EXERCISE DESCRIPTION
Retype each line of the entries below verbatim, leaving out the pictures.

===== RECORD EXCERPTS

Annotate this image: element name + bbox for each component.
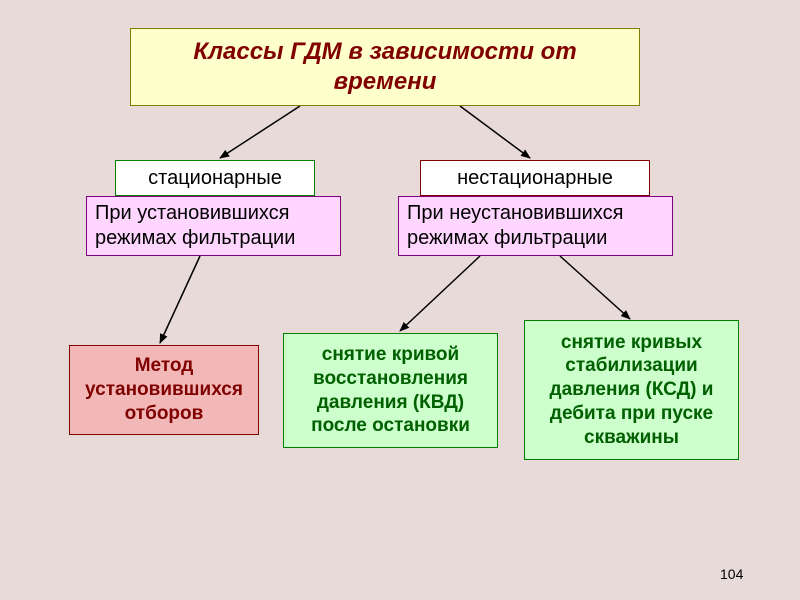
edge-3 [400,256,480,331]
node-steady_method: Метод установившихся отборов [69,345,259,435]
edge-2 [160,256,200,343]
edge-1 [460,106,530,158]
page-number: 104 [720,566,743,582]
node-unsteady_filtration: При неустановившихся режимах фильтрации [398,196,673,256]
edge-0 [220,106,300,158]
node-ksd: снятие кривых стабилизации давления (КСД… [524,320,739,460]
node-title: Классы ГДМ в зависимости от времени [130,28,640,106]
node-nonstationary: нестационарные [420,160,650,196]
edge-4 [560,256,630,319]
node-steady_filtration: При установившихся режимах фильтрации [86,196,341,256]
node-stationary: стационарные [115,160,315,196]
node-kvd: снятие кривой восстановления давления (К… [283,333,498,448]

==========

FINAL RESULT
Annotate this image: element name + bbox for each component.
edge-3 [400,256,480,331]
node-steady_method: Метод установившихся отборов [69,345,259,435]
edge-2 [160,256,200,343]
edge-1 [460,106,530,158]
page-number: 104 [720,566,743,582]
node-unsteady_filtration: При неустановившихся режимах фильтрации [398,196,673,256]
edge-0 [220,106,300,158]
node-ksd: снятие кривых стабилизации давления (КСД… [524,320,739,460]
node-title: Классы ГДМ в зависимости от времени [130,28,640,106]
node-nonstationary: нестационарные [420,160,650,196]
edge-4 [560,256,630,319]
node-steady_filtration: При установившихся режимах фильтрации [86,196,341,256]
node-stationary: стационарные [115,160,315,196]
node-kvd: снятие кривой восстановления давления (К… [283,333,498,448]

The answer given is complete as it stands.